## What is required:
Write out everything in the Tar Creek mining post from "Tar Creek Mining" down to "about 60 years.", word for word.

## Quoted passage:

· · · ·

Sunday, April 8, 2012

Tar Creek Mining in NE Oklahoma



The mining operation in the Tar Creek District, Ottawa County, Oklahoma started in the late nineteenth century and lasted all the way into the mid-twentieth century.  The mining has left the area with environmental and health issues that continue on to the present day and will do so way into the future because of the cost and time it will take to clean up the mess that was made, accumulated for about 60 years.

Time” reported that, “The prairie here in the northeast corner of the state is punctured with 480 open mine shafts and 30,000 drill holes. Little League fields have been built over an immense underground cavity that could collapse at any time. Acid mine waste flushes into drinking wells. When the water rises in Tar Creek, which runs through the site, a neon-orange scum oozes onto the roadside. Wild onions, a regional delicacy tossed into scrambled eggs, are saturated with cadmium — which may explain, local doctors say, why three different kidney dialysis centers have opened here to serve a population of only 30,000(Roosevelt, 2004).

The Tri-State Mining Area started around the 1850’s.  This area was also known as the Joplin Mining District, because most of the financers of the mining in the region were in Joplin, Missouri.  It would gradually cover portions of Southeastern Kansas, Southwestern Missouri and by the 1890’s included Northeastern Oklahoma.  The railroad industry encouraged the Tar Creek area as a site for major mining operations because it made easier the transportation of a lot of products throughout the country (Everett).  Roughly 53 square miles within Ottawa County, Oklahoma is the Tar Creek district (Polk, 2004), which was owned by the Quapaw Indian Tribe, given to them by the US Government as they were relocated from the neighboring state of Arkansas (NRE 492 Group 5).

In the 1890’s the Bureau of Indian Affairs (BIA, now part of the Department of the Interior) leased land owned by the Quapaw Indians to lead and zinc mining camps in operation throughout the Tri-State area.  Not all of the Indians agreed to the terms, but the ones who opposed were largely ignored as being incompetent and the plans went forward.   Through a series of lawsuits, mining was allowed on the tribal lands.  This move might have been justified by keeping the chat and tailings behind so the Quapaw Indians could profit from them.   In this way, the BIA could say that they were looking out for the best interests of the people they served (NRE 492 Group 5).

· · · ·

## Record list:
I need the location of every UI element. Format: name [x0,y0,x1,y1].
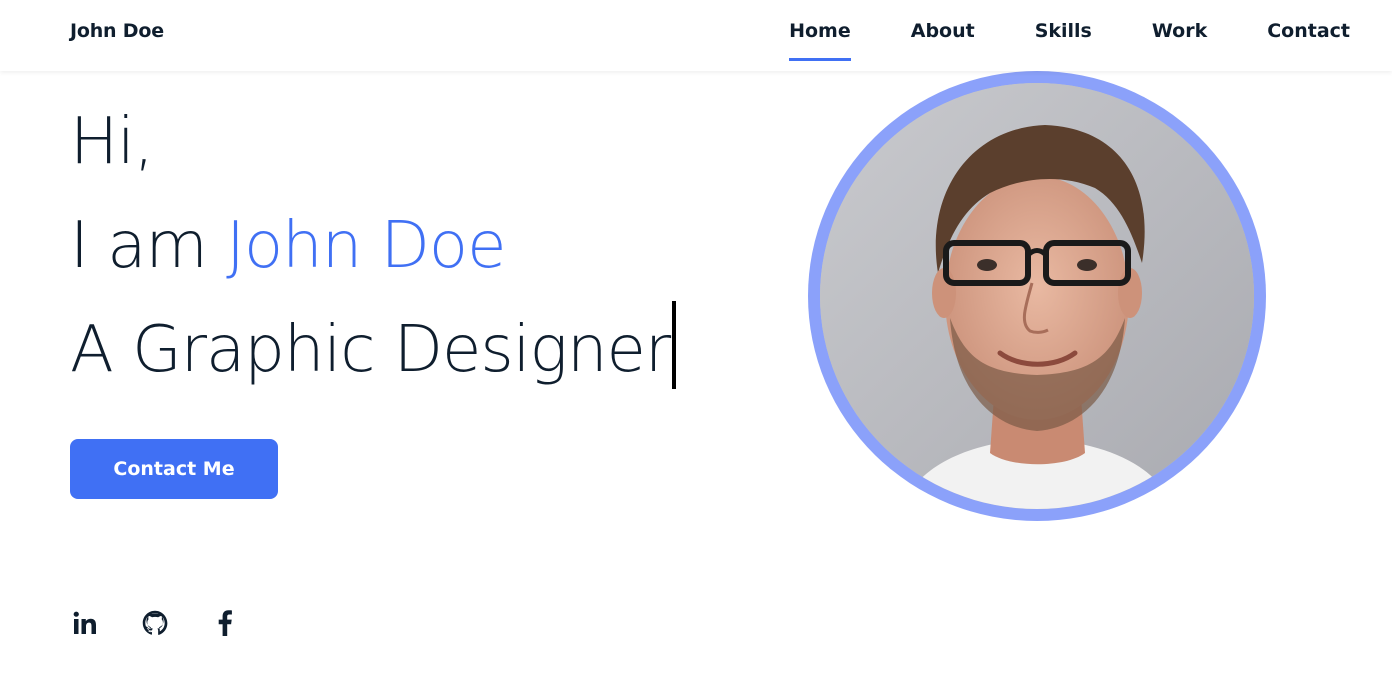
hero-role: A Graphic Designer [70,313,671,387]
header: John Doe Home About Skills Work Contact [0,0,1392,71]
main-nav: Home About Skills Work Contact [729,20,1350,61]
typing-cursor [672,301,677,389]
hero-role-line: A Graphic Designer [70,298,750,402]
nav-item-home[interactable]: Home [789,20,851,61]
nav-item-contact[interactable]: Contact [1267,20,1350,52]
linkedin-icon[interactable] [70,608,100,638]
nav-item-about[interactable]: About [911,20,975,52]
hero-name: John Doe [226,209,506,283]
profile-photo-frame [808,71,1266,521]
profile-photo [820,83,1254,509]
hero-text: Hi, I am John Doe A Graphic Designer [70,90,750,402]
github-icon[interactable] [140,608,170,638]
contact-me-button[interactable]: Contact Me [70,439,278,499]
nav-item-work[interactable]: Work [1152,20,1207,52]
hero-greeting: Hi, [70,105,154,179]
social-links [70,608,280,638]
hero-intro-prefix: I am [70,209,227,283]
nav-item-skills[interactable]: Skills [1035,20,1092,52]
hero-intro: I am John Doe [70,194,750,298]
facebook-icon[interactable] [210,608,240,638]
logo[interactable]: John Doe [70,20,164,42]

· · · ·

## Exercise result:
Tar Creek Mining in NE Oklahoma



The mining operation in the Tar Creek District, Ottawa County, Oklahoma started in the late nineteenth century and lasted all the way into the mid-twentieth century.  The mining has left the area with environmental and health issues that continue on to the present day and will do so way into the future because of the cost and time it will take to clean up the mess that was made, accumulated for about 60 years.